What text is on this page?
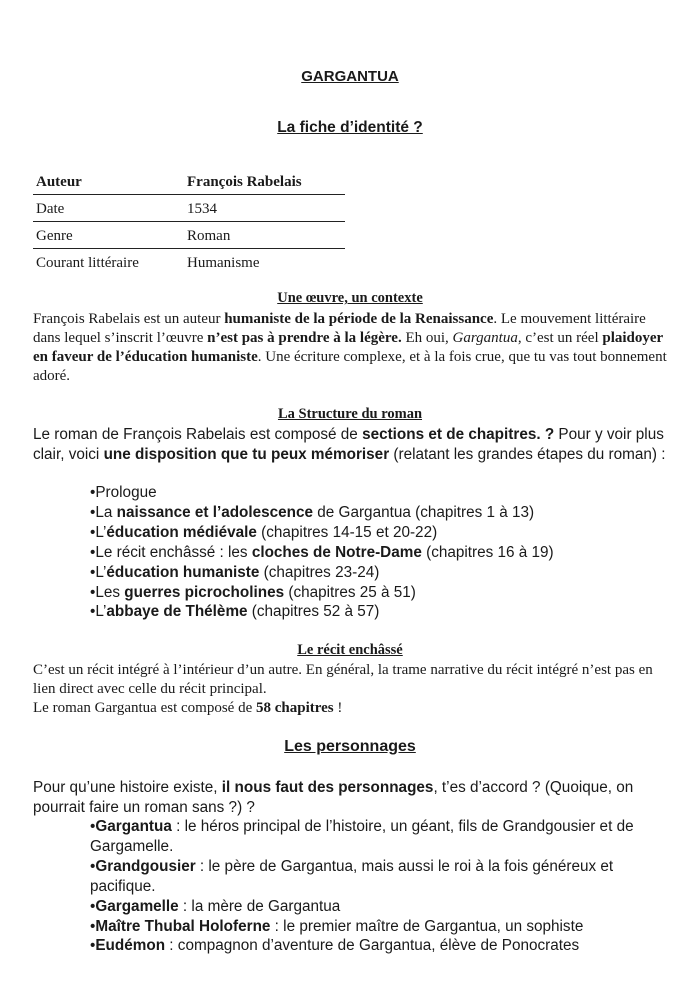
GARGANTUA
La fiche d’identité ?
Auteur	François Rabelais
Date	1534
Genre	Roman
Courant littéraire	Humanisme
Une œuvre, un contexte
François Rabelais est un auteur humaniste de la période de la Renaissance. Le mouvement littéraire dans lequel s’inscrit l’œuvre n’est pas à prendre à la légère. Eh oui, Gargantua, c’est un réel plaidoyer en faveur de l’éducation humaniste. Une écriture complexe, et à la fois crue, que tu vas tout bonnement adoré.
La Structure du roman
Le roman de François Rabelais est composé de sections et de chapitres. ? Pour y voir plus clair, voici une disposition que tu peux mémoriser (relatant les grandes étapes du roman) :
•Prologue
•La naissance et l’adolescence de Gargantua (chapitres 1 à 13)
•L’éducation médiévale (chapitres 14-15 et 20-22)
•Le récit enchâssé : les cloches de Notre-Dame (chapitres 16 à 19)
•L’éducation humaniste (chapitres 23-24)
•Les guerres picrocholines (chapitres 25 à 51)
•L’abbaye de Thélème (chapitres 52 à 57)
Le récit enchâssé
C’est un récit intégré à l’intérieur d’un autre. En général, la trame narrative du récit intégré n’est pas en lien direct avec celle du récit principal.
Le roman Gargantua est composé de 58 chapitres !
Les personnages
Pour qu’une histoire existe, il nous faut des personnages, t’es d’accord ? (Quoique, on pourrait faire un roman sans ?) ?
•Gargantua : le héros principal de l’histoire, un géant, fils de Grandgousier et de Gargamelle.
•Grandgousier : le père de Gargantua, mais aussi le roi à la fois généreux et pacifique.
•Gargamelle : la mère de Gargantua
•Maître Thubal Holoferne : le premier maître de Gargantua, un sophiste
•Eudémon : compagnon d’aventure de Gargantua, élève de Ponocrates
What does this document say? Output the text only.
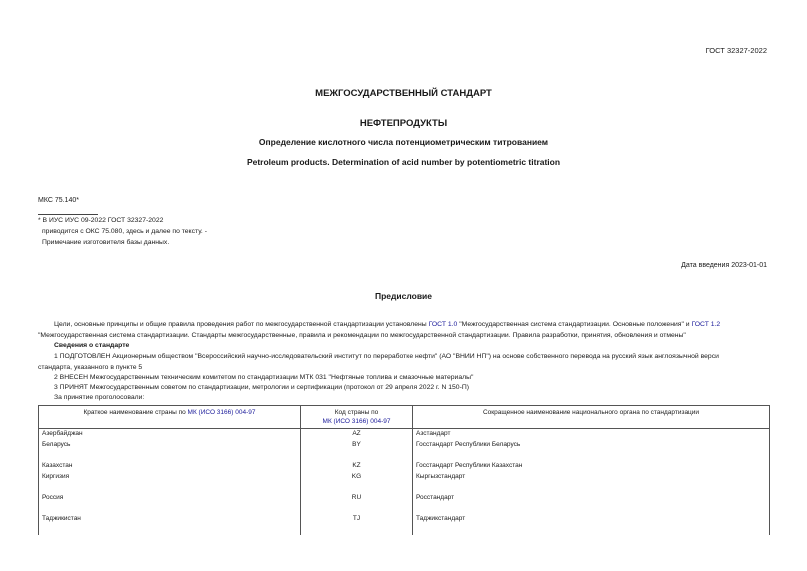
ГОСТ 32327-2022
МЕЖГОСУДАРСТВЕННЫЙ СТАНДАРТ
НЕФТЕПРОДУКТЫ
Определение кислотного числа потенциометрическим титрованием
Petroleum products. Determination of acid number by potentiometric titration
МКС 75.140*
* В ИУС ИУС 09-2022 ГОСТ 32327-2022
приводится с ОКС 75.080, здесь и далее по тексту. -
Примечание изготовителя базы данных.
Дата введения 2023-01-01
Предисловие
Цели, основные принципы и общие правила проведения работ по межгосударственной стандартизации установлены ГОСТ 1.0 "Межгосударственная система стандартизации. Основные положения" и ГОСТ 1.2
"Межгосударственная система стандартизации. Стандарты межгосударственные, правила и рекомендации по межгосударственной стандартизации. Правила разработки, принятия, обновления и отмены"
Сведения о стандарте
1 ПОДГОТОВЛЕН Акционерным обществом "Всероссийский научно-исследовательский институт по переработке нефти" (АО "ВНИИ НП") на основе собственного перевода на русский язык англоязычной верси
стандарта, указанного в пункте 5
2 ВНЕСЕН Межгосударственным техническим комитетом по стандартизации МТК 031 "Нефтяные топлива и смазочные материалы"
3 ПРИНЯТ Межгосударственным советом по стандартизации, метрологии и сертификации (протокол от 29 апреля 2022 г. N 150-П)
За принятие проголосовали:
Краткое наименование страны по МК (ИСО 3166) 004-97	Код страны по
МК (ИСО 3166) 004-97	Сокращенное наименование национального органа по стандартизации
Азербайджан	AZ	Азстандарт
Беларусь	BY	Госстандарт Республики Беларусь

Казахстан	KZ	Госстандарт Республики Казахстан
Киргизия	KG	Кыргызстандарт

Россия	RU	Росстандарт

Таджикистан	TJ	Таджикстандарт
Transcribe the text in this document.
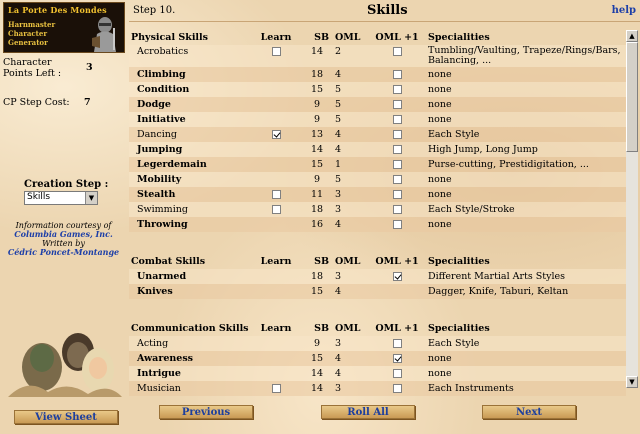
La Porte Des Mondes
Harnmaster
Character
Generator
Character Points Left :
3
CP Step Cost: 7
Creation Step :
Skills	▼
Information courtesy of
Columbia Games, Inc.
Written by
Cédric Poncet-Montange
View Sheet
Step 10.	Skills	help
Physical Skills	Learn	SB	OML	OML +1	Specialities
Acrobatics		14	2		Tumbling/Vaulting, Trapeze/Rings/Bars, Balancing, ...
Climbing		18	4		none
Condition		15	5		none
Dodge		9	5		none
Initiative		9	5		none
Dancing		13	4		Each Style
Jumping		14	4		High Jump, Long Jump
Legerdemain		15	1		Purse-cutting, Prestidigitation, ...
Mobility		9	5		none
Stealth		11	3		none
Swimming		18	3		Each Style/Stroke
Throwing		16	4		none

Combat Skills	Learn	SB	OML	OML +1	Specialities
Unarmed		18	3		Different Martial Arts Styles
Knives		15	4		Dagger, Knife, Taburi, Keltan

Communication Skills	Learn	SB	OML	OML +1	Specialities
Acting		9	3		Each Style
Awareness		15	4		none
Intrigue		14	4		none
Musician		14	3		Each Instruments
▲
▼
Previous	Roll All	Next
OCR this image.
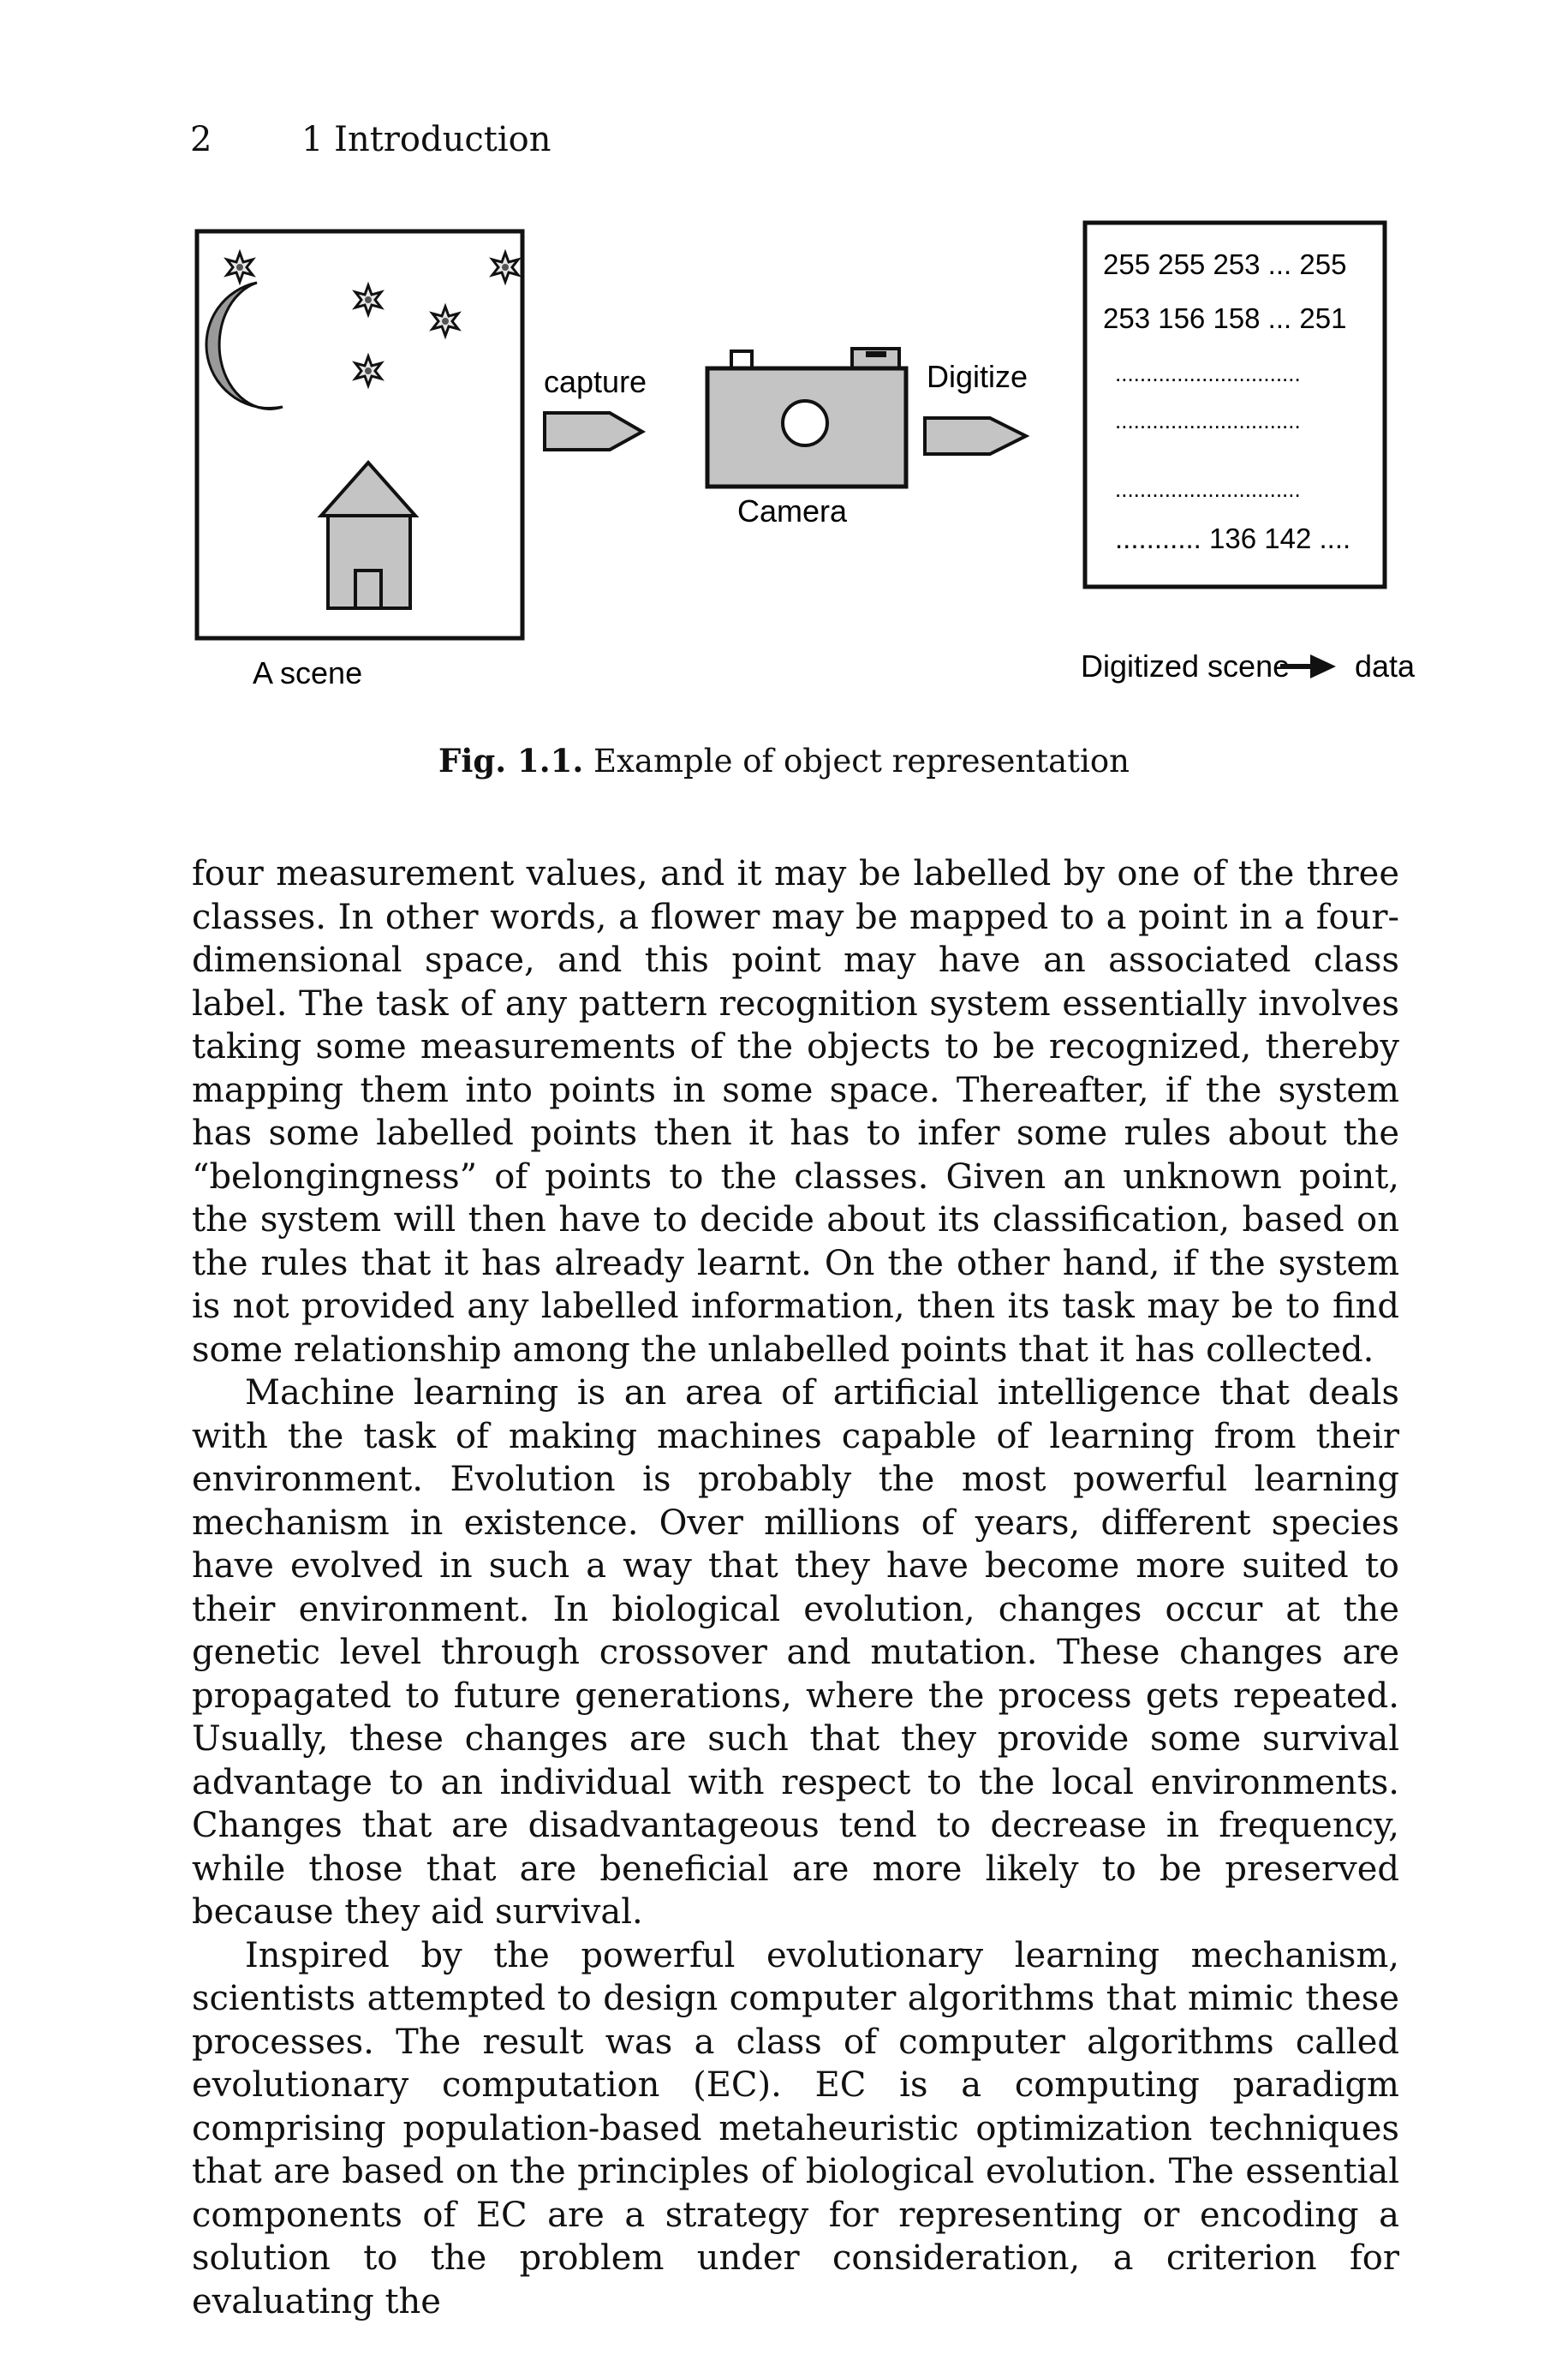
2	1 Introduction
capture
Camera
Digitize
255 255 253 ... 255
253 156 158 ... 251
..............................
..............................
..............................
........... 136 142 ....
A scene	Digitized scene data
Fig. 1.1. Example of object representation

four measurement values, and it may be labelled by one of the three classes. In other words, a flower may be mapped to a point in a four-dimensional space, and this point may have an associated class label. The task of any pattern recognition system essentially involves taking some measurements of the objects to be recognized, thereby mapping them into points in some space. Thereafter, if the system has some labelled points then it has to infer some rules about the “belongingness” of points to the classes. Given an unknown point, the system will then have to decide about its classification, based on the rules that it has already learnt. On the other hand, if the system is not provided any labelled information, then its task may be to find some relationship among the unlabelled points that it has collected.

Machine learning is an area of artificial intelligence that deals with the task of making machines capable of learning from their environment. Evolution is probably the most powerful learning mechanism in existence. Over millions of years, different species have evolved in such a way that they have become more suited to their environment. In biological evolution, changes occur at the genetic level through crossover and mutation. These changes are propagated to future generations, where the process gets repeated. Usually, these changes are such that they provide some survival advantage to an individual with respect to the local environments. Changes that are disadvantageous tend to decrease in frequency, while those that are beneficial are more likely to be preserved because they aid survival.

Inspired by the powerful evolutionary learning mechanism, scientists attempted to design computer algorithms that mimic these processes. The result was a class of computer algorithms called evolutionary computation (EC). EC is a computing paradigm comprising population-based metaheuristic optimization techniques that are based on the principles of biological evolution. The essential components of EC are a strategy for representing or encoding a solution to the problem under consideration, a criterion for evaluating the
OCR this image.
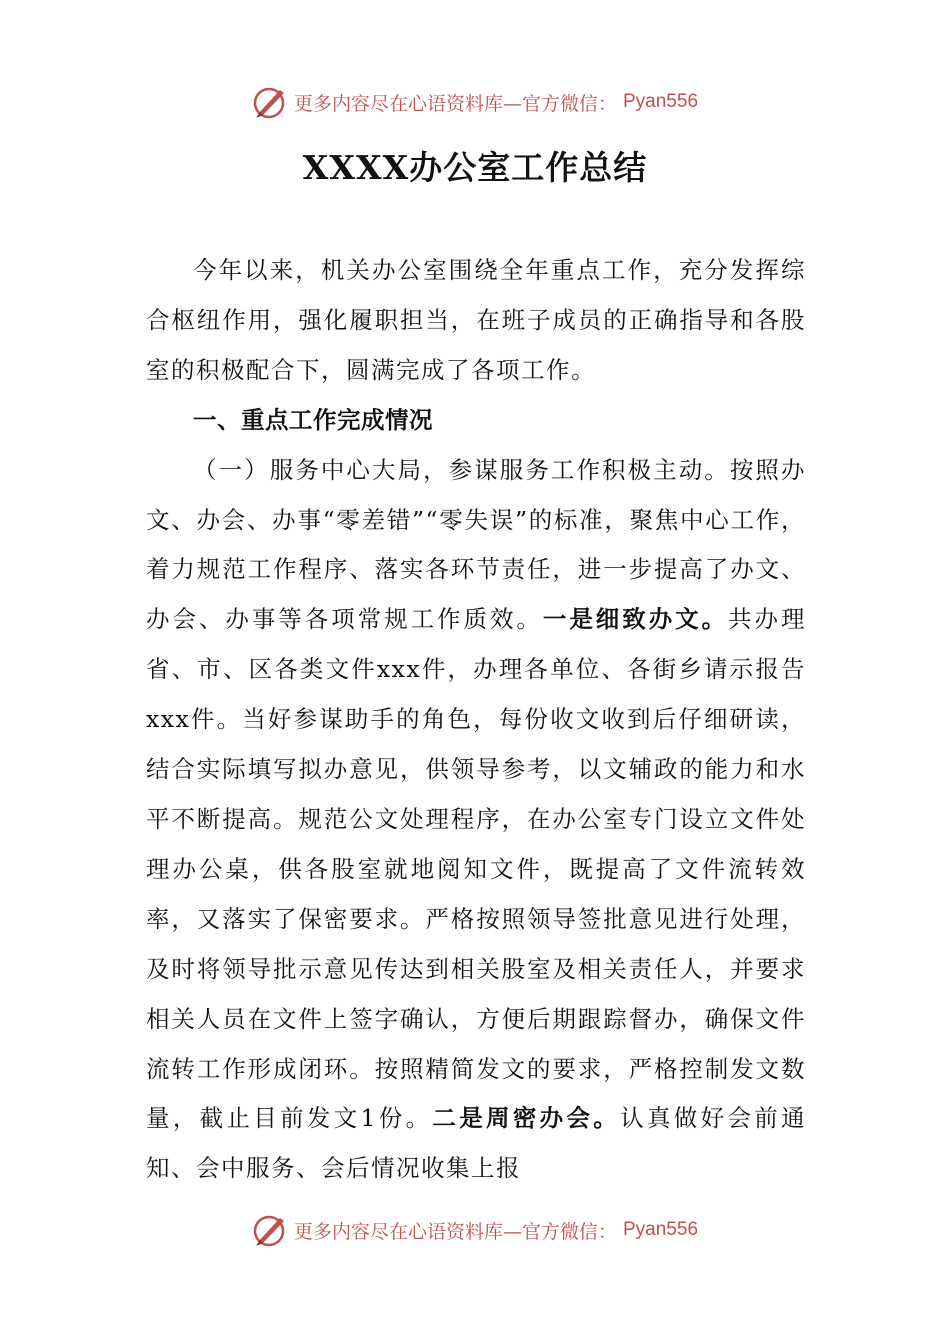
更多内容尽在心语资料库—官方微信： Pyan556
XXXX办公室工作总结

今年以来，机关办公室围绕全年重点工作，充分发挥综合枢纽作用，强化履职担当，在班子成员的正确指导和各股室的积极配合下，圆满完成了各项工作。

一、重点工作完成情况

（一）服务中心大局，参谋服务工作积极主动。按照办文、办会、办事“零差错”“零失误”的标准，聚焦中心工作，着力规范工作程序、落实各环节责任，进一步提高了办文、办会、办事等各项常规工作质效。一是细致办文。共办理省、市、区各类文件xxx件，办理各单位、各街乡请示报告xxx件。当好参谋助手的角色，每份收文收到后仔细研读，结合实际填写拟办意见，供领导参考，以文辅政的能力和水平不断提高。规范公文处理程序，在办公室专门设立文件处理办公桌，供各股室就地阅知文件，既提高了文件流转效率，又落实了保密要求。严格按照领导签批意见进行处理，及时将领导批示意见传达到相关股室及相关责任人，并要求相关人员在文件上签字确认，方便后期跟踪督办，确保文件流转工作形成闭环。按照精简发文的要求，严格控制发文数量，截止目前发文1份。二是周密办会。认真做好会前通知、会中服务、会后情况收集上报

更多内容尽在心语资料库—官方微信： Pyan556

Exercise goal:
Look for lines containing the string "none" and copy them all.

The result:
Climbing		18	4		none
Condition		15	5		none
Dodge		9	5		none
Initiative		9	5		none
Mobility		9	5		none
Stealth		11	3		none
Throwing		16	4		none
Awareness		15	4		none
Intrigue		14	4		none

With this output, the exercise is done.